**The task**: Return the number of lines holding "VENDOR", with nothing added.

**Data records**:
* * * * *

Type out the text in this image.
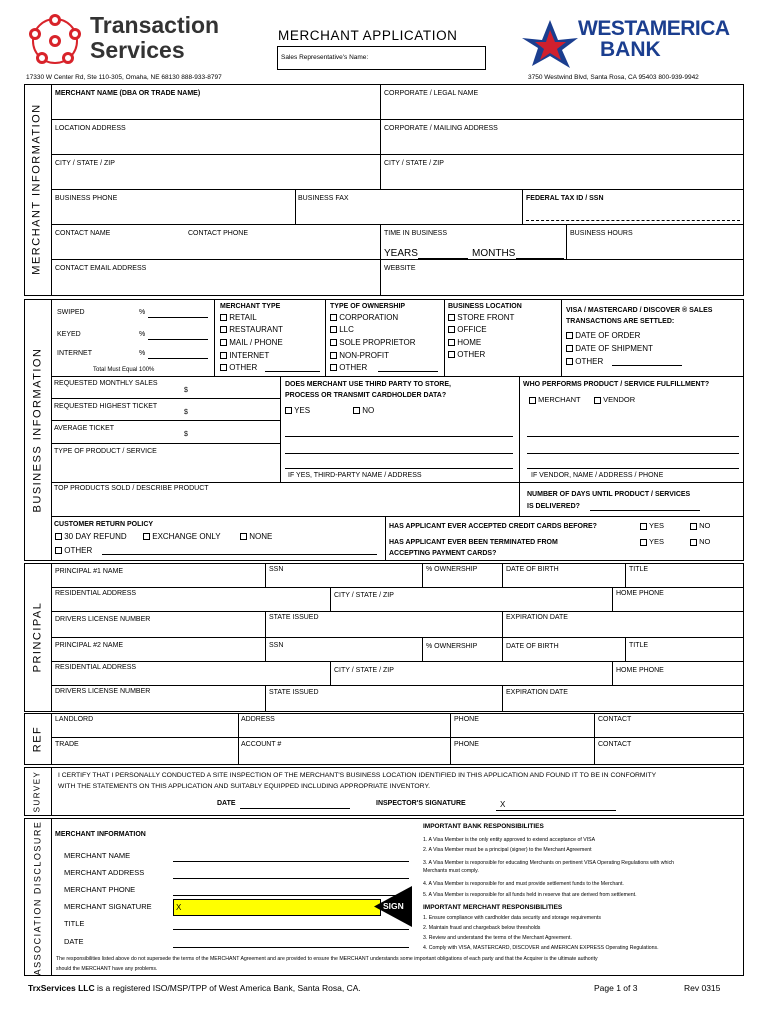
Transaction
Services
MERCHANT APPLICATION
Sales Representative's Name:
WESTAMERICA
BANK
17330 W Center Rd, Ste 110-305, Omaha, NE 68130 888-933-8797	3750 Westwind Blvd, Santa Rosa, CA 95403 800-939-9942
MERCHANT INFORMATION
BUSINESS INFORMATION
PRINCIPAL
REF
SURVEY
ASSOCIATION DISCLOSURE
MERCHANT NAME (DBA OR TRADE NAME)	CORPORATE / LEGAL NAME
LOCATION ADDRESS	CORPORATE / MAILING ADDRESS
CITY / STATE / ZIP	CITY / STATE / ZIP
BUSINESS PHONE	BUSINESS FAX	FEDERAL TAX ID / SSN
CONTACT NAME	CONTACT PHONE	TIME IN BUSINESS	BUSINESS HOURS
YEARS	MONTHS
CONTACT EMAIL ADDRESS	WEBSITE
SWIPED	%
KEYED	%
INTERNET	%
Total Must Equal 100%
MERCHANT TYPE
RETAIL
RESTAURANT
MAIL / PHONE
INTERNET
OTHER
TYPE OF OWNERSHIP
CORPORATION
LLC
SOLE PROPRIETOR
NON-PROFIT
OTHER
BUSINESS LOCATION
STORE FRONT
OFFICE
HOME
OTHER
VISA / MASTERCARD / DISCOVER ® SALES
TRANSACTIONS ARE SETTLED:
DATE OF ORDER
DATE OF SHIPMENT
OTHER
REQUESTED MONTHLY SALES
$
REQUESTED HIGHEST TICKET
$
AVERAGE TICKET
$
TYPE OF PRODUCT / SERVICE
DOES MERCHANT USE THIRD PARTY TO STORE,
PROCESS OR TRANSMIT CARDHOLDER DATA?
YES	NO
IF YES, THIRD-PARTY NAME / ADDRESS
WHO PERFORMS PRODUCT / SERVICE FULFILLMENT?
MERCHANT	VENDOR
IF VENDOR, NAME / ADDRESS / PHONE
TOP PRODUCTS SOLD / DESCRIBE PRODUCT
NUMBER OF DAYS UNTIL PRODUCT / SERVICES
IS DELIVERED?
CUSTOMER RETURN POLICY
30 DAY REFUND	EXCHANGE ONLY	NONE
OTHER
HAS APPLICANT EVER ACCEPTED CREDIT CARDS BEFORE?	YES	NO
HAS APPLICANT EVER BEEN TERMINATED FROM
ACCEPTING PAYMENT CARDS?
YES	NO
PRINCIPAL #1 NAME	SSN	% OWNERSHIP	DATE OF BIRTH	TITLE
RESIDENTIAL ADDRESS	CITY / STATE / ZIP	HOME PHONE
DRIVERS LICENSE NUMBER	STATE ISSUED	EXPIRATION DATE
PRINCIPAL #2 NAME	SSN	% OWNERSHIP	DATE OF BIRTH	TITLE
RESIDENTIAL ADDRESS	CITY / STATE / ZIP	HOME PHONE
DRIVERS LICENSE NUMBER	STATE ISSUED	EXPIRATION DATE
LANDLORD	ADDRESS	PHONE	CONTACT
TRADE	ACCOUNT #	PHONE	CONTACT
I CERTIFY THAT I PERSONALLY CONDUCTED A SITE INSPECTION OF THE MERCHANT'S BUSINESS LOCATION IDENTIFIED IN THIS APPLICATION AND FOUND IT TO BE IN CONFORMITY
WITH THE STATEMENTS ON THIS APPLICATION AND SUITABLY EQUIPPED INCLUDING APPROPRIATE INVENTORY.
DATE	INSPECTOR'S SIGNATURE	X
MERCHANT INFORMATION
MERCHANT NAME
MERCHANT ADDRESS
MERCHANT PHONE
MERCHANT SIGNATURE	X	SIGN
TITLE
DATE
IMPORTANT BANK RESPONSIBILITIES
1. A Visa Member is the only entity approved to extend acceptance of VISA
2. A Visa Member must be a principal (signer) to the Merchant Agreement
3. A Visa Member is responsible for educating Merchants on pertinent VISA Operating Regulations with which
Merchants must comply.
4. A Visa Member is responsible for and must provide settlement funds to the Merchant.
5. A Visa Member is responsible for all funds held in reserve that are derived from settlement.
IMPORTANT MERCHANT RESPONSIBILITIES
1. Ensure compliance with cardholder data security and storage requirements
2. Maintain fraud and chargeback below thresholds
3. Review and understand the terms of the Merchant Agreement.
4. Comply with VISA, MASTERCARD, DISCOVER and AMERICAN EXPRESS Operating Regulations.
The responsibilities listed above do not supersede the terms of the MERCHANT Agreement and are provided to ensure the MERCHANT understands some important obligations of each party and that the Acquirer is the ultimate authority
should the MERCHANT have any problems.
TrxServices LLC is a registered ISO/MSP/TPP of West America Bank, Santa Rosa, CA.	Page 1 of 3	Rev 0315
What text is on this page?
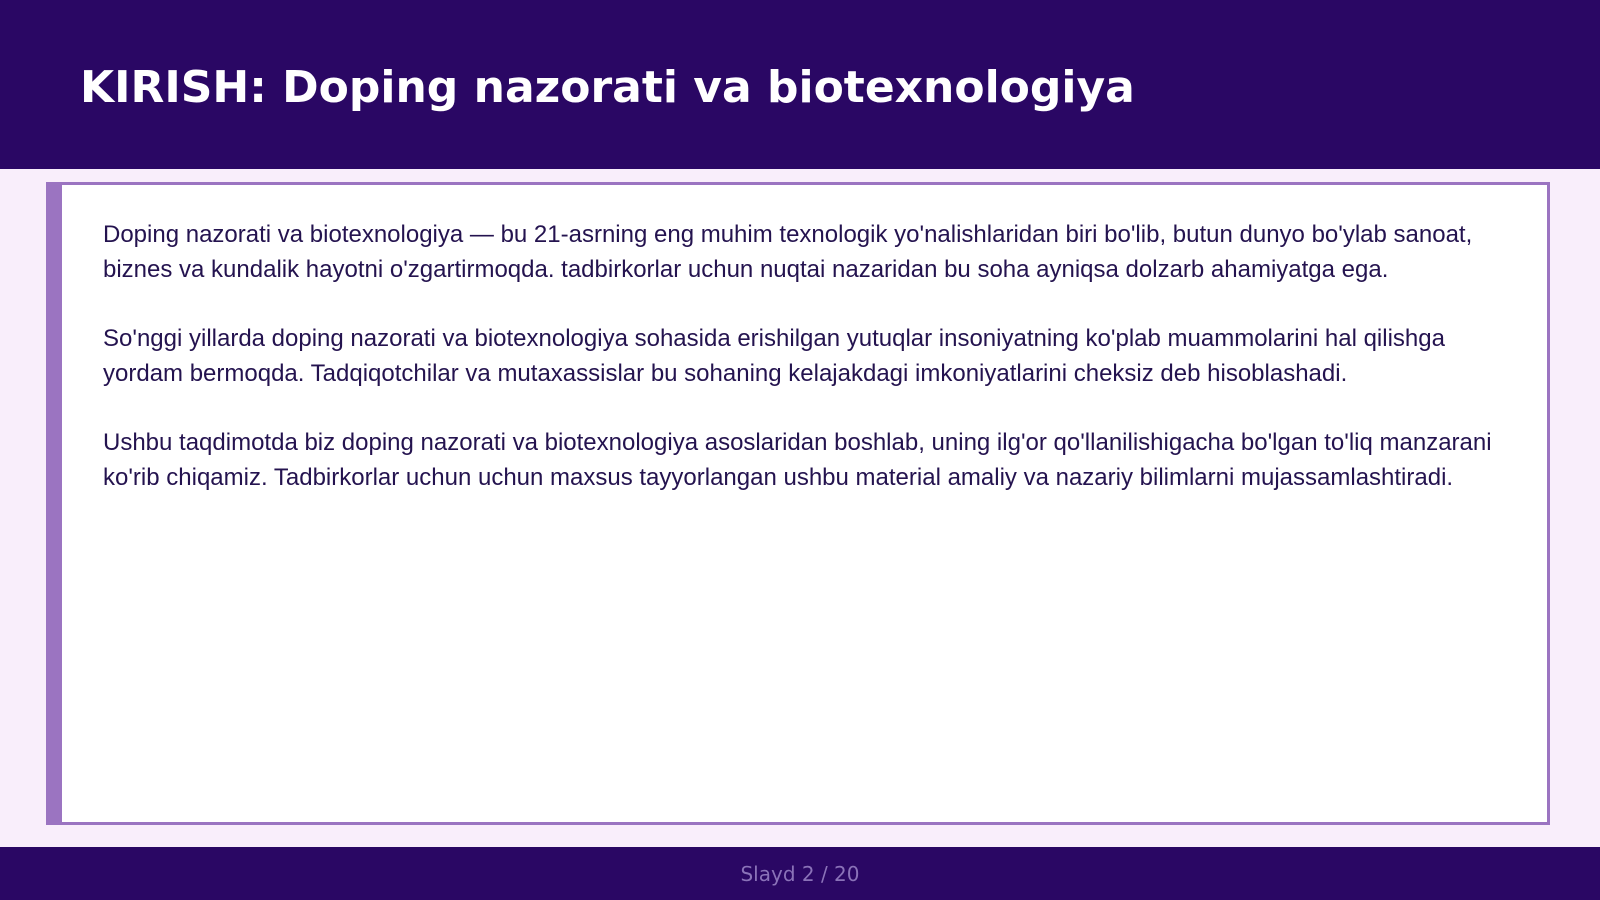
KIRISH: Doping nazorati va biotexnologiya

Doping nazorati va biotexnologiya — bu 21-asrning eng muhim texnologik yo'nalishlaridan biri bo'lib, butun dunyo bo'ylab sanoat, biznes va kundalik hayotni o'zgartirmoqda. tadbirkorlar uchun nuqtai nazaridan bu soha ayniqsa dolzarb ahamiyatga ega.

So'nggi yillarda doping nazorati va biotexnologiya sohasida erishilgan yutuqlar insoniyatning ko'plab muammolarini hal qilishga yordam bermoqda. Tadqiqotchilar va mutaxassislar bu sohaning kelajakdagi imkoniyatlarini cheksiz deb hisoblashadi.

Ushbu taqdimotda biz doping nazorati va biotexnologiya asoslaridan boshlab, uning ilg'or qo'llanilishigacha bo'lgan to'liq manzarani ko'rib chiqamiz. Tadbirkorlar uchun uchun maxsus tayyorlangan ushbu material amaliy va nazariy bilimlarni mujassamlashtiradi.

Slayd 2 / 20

* * * * *

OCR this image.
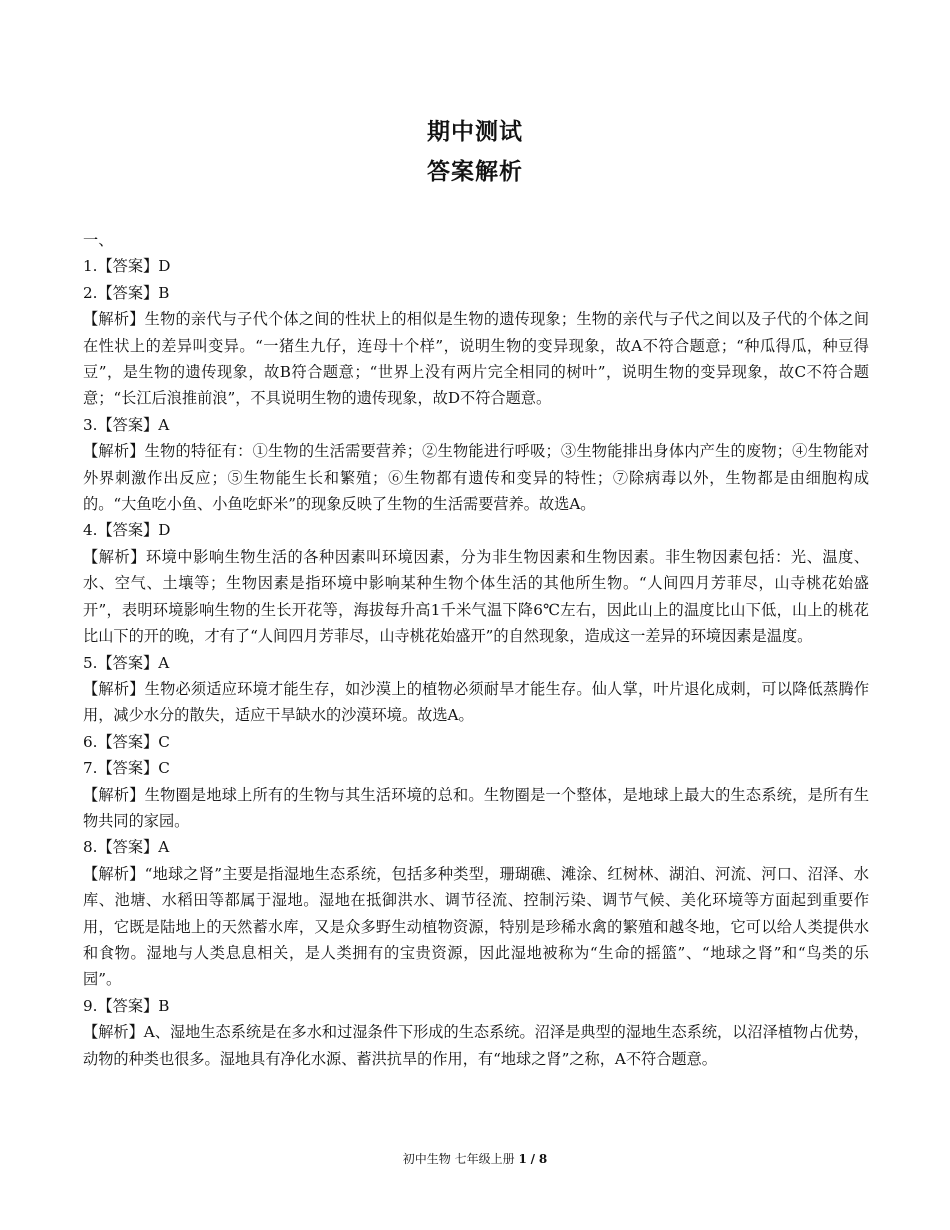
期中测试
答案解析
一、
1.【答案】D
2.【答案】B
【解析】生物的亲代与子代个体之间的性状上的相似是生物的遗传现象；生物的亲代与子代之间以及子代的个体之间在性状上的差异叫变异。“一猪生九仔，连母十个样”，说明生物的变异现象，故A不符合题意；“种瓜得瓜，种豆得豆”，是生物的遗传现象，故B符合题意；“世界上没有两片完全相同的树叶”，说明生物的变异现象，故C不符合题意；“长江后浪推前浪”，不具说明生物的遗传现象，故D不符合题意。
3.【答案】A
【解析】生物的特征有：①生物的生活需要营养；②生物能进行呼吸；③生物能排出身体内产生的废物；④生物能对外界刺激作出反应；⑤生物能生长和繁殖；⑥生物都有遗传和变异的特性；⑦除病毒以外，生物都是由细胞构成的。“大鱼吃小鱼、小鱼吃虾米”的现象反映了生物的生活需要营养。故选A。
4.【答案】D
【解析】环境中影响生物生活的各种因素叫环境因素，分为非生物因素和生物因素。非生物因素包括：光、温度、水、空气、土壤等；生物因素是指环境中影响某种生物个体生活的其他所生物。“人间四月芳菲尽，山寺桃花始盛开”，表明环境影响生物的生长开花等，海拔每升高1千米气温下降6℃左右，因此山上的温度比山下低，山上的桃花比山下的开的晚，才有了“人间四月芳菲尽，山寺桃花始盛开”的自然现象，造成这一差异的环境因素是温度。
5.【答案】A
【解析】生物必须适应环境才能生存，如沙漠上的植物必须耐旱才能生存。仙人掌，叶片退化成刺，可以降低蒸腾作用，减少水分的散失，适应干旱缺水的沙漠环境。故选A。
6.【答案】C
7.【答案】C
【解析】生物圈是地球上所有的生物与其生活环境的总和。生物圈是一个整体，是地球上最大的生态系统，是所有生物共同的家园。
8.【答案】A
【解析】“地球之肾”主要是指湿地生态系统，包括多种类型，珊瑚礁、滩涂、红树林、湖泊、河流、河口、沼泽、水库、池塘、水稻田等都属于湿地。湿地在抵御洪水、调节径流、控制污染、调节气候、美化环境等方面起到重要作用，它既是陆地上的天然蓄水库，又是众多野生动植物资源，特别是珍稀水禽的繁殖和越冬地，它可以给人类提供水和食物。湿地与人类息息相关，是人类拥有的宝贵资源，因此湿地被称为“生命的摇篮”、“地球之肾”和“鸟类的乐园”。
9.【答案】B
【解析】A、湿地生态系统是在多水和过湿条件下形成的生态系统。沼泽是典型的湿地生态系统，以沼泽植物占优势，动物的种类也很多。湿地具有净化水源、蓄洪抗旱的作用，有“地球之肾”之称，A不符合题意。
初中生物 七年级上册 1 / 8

* * * * *

**Solved exercise**: 2